**WHAT IS EXPECTED:**
For each line below that contains the string "desc", copy that line.

---------- DATASET ENTRIES ----------

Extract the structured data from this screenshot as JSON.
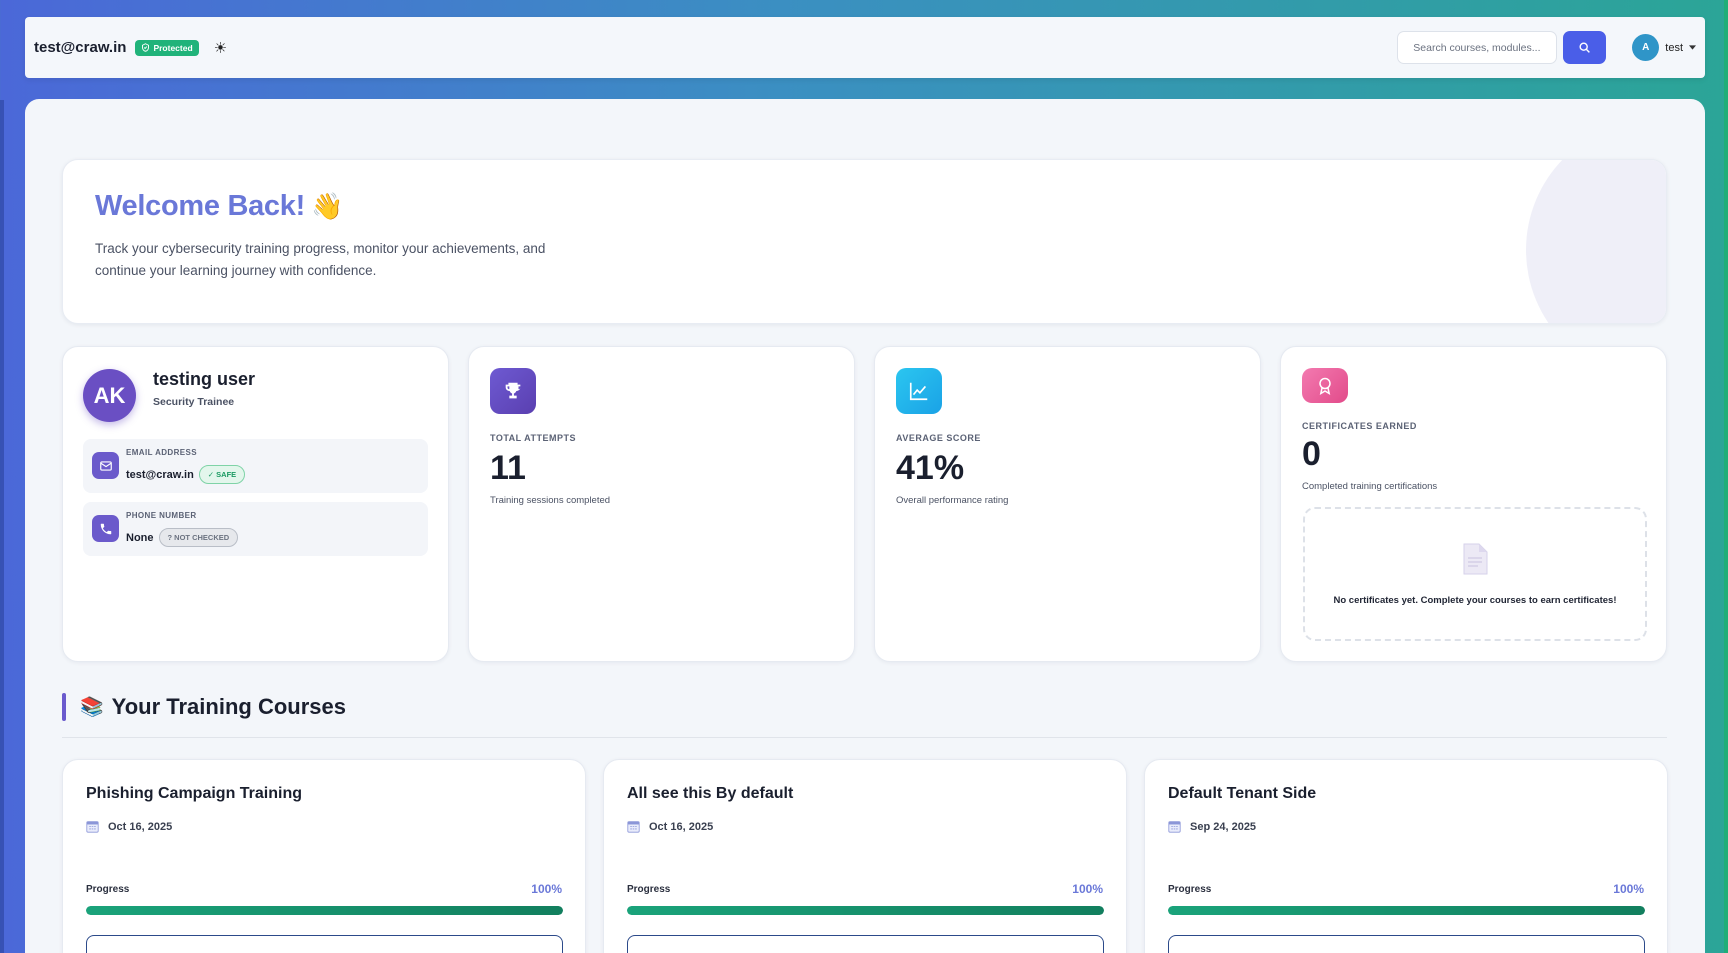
{
  "header": {
    "email": "test@craw.in",
    "protected_label": "Protected",
    "search_placeholder": "Search courses, modules...",
    "user_initial": "A",
    "user_name": "test"
  },
  "welcome": {
    "title": "Welcome Back!",
    "wave_emoji": "👋",
    "subtitle": "Track your cybersecurity training progress, monitor your achievements, and continue your learning journey with confidence."
  },
  "profile": {
    "initials": "AK",
    "name": "testing user",
    "role": "Security Trainee",
    "email_label": "EMAIL ADDRESS",
    "email_value": "test@craw.in",
    "email_status": "✓ SAFE",
    "phone_label": "PHONE NUMBER",
    "phone_value": "None",
    "phone_status": "? NOT CHECKED"
  },
  "stats": [
    {
      "label": "TOTAL ATTEMPTS",
      "value": "11",
      "desc": "Training sessions completed",
      "icon": "trophy-icon",
      "color": "#6a4fc3"
    },
    {
      "label": "AVERAGE SCORE",
      "value": "41%",
      "desc": "Overall performance rating",
      "icon": "chart-line-icon",
      "color": "#22b8ec"
    },
    {
      "label": "CERTIFICATES EARNED",
      "value": "0",
      "desc": "Completed training certifications",
      "icon": "award-icon",
      "color": "#f0609a"
    }
  ],
  "certificates_empty": "No certificates yet. Complete your courses to earn certificates!",
  "courses_section": {
    "emoji": "📚",
    "title": "Your Training Courses"
  },
  "courses": [
    {
      "title": "Phishing Campaign Training",
      "date": "Oct 16, 2025",
      "progress_label": "Progress",
      "progress_text": "100%",
      "progress": 1.0
    },
    {
      "title": "All see this By default",
      "date": "Oct 16, 2025",
      "progress_label": "Progress",
      "progress_text": "100%",
      "progress": 1.0
    },
    {
      "title": "Default Tenant Side",
      "date": "Sep 24, 2025",
      "progress_label": "Progress",
      "progress_text": "100%",
      "progress": 1.0
    }
  ]
}
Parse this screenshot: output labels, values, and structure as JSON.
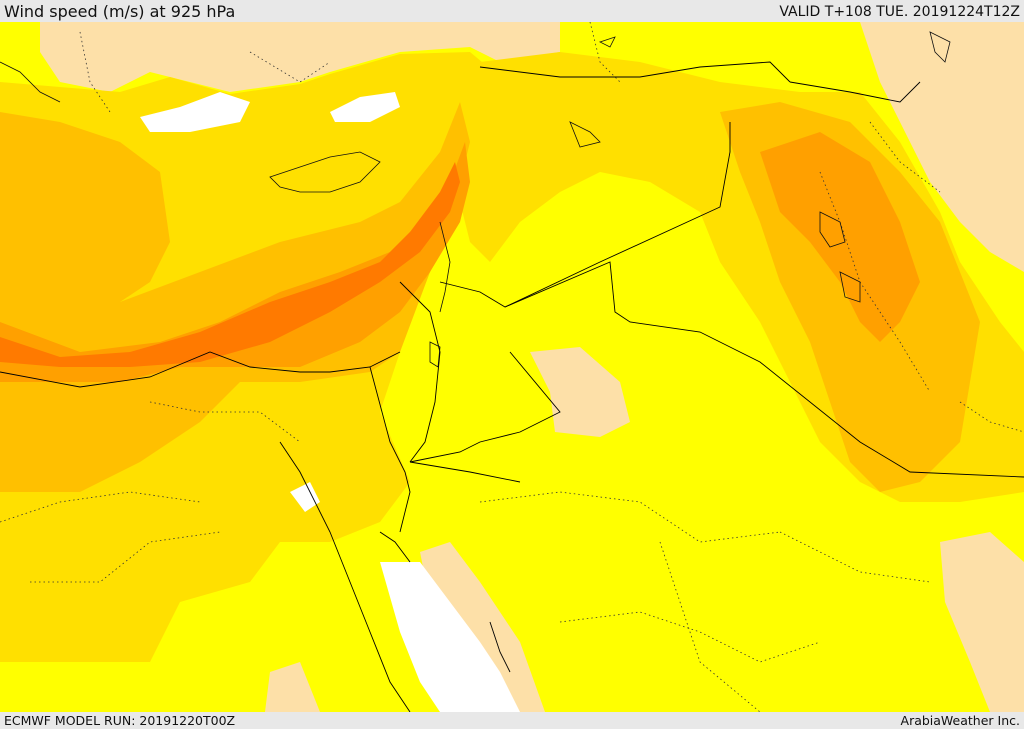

----------

**OUTPUT OF THE TASK:**
      "desc": "Training sessions completed",
      "desc": "Overall performance rating",
      "desc": "Completed training certifications",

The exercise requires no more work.